--- Exercise material ---
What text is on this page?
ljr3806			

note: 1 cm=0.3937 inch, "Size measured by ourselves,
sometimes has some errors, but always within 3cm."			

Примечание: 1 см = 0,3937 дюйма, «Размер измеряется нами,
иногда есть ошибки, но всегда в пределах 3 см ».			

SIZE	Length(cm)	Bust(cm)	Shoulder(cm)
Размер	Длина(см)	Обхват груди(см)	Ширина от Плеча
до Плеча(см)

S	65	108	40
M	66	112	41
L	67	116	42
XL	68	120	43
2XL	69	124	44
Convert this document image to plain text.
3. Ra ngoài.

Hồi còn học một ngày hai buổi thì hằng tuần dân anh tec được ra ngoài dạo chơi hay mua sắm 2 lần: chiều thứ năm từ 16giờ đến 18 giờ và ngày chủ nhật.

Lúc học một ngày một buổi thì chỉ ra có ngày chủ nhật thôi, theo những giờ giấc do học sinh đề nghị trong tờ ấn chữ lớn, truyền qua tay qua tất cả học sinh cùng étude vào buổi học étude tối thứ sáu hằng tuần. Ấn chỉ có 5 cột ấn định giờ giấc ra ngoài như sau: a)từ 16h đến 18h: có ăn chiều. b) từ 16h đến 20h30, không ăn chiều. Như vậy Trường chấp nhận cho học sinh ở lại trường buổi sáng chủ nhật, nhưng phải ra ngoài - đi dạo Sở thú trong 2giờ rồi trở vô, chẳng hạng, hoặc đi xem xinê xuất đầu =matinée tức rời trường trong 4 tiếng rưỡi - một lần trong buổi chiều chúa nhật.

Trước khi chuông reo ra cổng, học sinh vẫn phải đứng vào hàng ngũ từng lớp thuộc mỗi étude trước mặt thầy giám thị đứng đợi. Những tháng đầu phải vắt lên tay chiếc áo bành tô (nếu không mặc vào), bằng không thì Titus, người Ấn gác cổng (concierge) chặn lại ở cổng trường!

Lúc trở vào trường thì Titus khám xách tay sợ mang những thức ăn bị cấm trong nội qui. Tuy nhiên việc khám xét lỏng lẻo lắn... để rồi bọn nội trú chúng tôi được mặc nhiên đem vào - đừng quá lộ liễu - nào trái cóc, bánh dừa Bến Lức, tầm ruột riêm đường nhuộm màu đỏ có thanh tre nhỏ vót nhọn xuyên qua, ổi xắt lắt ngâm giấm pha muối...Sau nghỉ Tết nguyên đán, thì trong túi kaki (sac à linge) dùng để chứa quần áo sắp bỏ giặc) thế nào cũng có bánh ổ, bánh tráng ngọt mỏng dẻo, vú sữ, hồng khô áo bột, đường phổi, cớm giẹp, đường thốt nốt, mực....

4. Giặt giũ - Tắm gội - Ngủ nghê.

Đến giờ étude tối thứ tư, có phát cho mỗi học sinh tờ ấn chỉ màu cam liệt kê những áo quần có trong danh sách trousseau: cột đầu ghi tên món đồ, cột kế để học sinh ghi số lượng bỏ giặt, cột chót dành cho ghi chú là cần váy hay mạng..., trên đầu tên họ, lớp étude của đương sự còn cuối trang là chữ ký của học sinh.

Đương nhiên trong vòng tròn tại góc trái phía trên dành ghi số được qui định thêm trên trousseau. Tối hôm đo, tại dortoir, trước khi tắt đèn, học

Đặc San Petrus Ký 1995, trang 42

--- Exercise task ---
Repeat exactly the lines from the line containing "Convert this document image to plain text." through the last line of the records above, including both, and nothing else.

--- Result of this exercise ---
Convert this document image to plain text.
3. Ra ngoài.

Hồi còn học một ngày hai buổi thì hằng tuần dân anh tec được ra ngoài dạo chơi hay mua sắm 2 lần: chiều thứ năm từ 16giờ đến 18 giờ và ngày chủ nhật.

Lúc học một ngày một buổi thì chỉ ra có ngày chủ nhật thôi, theo những giờ giấc do học sinh đề nghị trong tờ ấn chữ lớn, truyền qua tay qua tất cả học sinh cùng étude vào buổi học étude tối thứ sáu hằng tuần. Ấn chỉ có 5 cột ấn định giờ giấc ra ngoài như sau: a)từ 16h đến 18h: có ăn chiều. b) từ 16h đến 20h30, không ăn chiều. Như vậy Trường chấp nhận cho học sinh ở lại trường buổi sáng chủ nhật, nhưng phải ra ngoài - đi dạo Sở thú trong 2giờ rồi trở vô, chẳng hạng, hoặc đi xem xinê xuất đầu =matinée tức rời trường trong 4 tiếng rưỡi - một lần trong buổi chiều chúa nhật.

Trước khi chuông reo ra cổng, học sinh vẫn phải đứng vào hàng ngũ từng lớp thuộc mỗi étude trước mặt thầy giám thị đứng đợi. Những tháng đầu phải vắt lên tay chiếc áo bành tô (nếu không mặc vào), bằng không thì Titus, người Ấn gác cổng (concierge) chặn lại ở cổng trường!

Lúc trở vào trường thì Titus khám xách tay sợ mang những thức ăn bị cấm trong nội qui. Tuy nhiên việc khám xét lỏng lẻo lắn... để rồi bọn nội trú chúng tôi được mặc nhiên đem vào - đừng quá lộ liễu - nào trái cóc, bánh dừa Bến Lức, tầm ruột riêm đường nhuộm màu đỏ có thanh tre nhỏ vót nhọn xuyên qua, ổi xắt lắt ngâm giấm pha muối...Sau nghỉ Tết nguyên đán, thì trong túi kaki (sac à linge) dùng để chứa quần áo sắp bỏ giặc) thế nào cũng có bánh ổ, bánh tráng ngọt mỏng dẻo, vú sữ, hồng khô áo bột, đường phổi, cớm giẹp, đường thốt nốt, mực....

4. Giặt giũ - Tắm gội - Ngủ nghê.

Đến giờ étude tối thứ tư, có phát cho mỗi học sinh tờ ấn chỉ màu cam liệt kê những áo quần có trong danh sách trousseau: cột đầu ghi tên món đồ, cột kế để học sinh ghi số lượng bỏ giặt, cột chót dành cho ghi chú là cần váy hay mạng..., trên đầu tên họ, lớp étude của đương sự còn cuối trang là chữ ký của học sinh.

Đương nhiên trong vòng tròn tại góc trái phía trên dành ghi số được qui định thêm trên trousseau. Tối hôm đo, tại dortoir, trước khi tắt đèn, học

Đặc San Petrus Ký 1995, trang 42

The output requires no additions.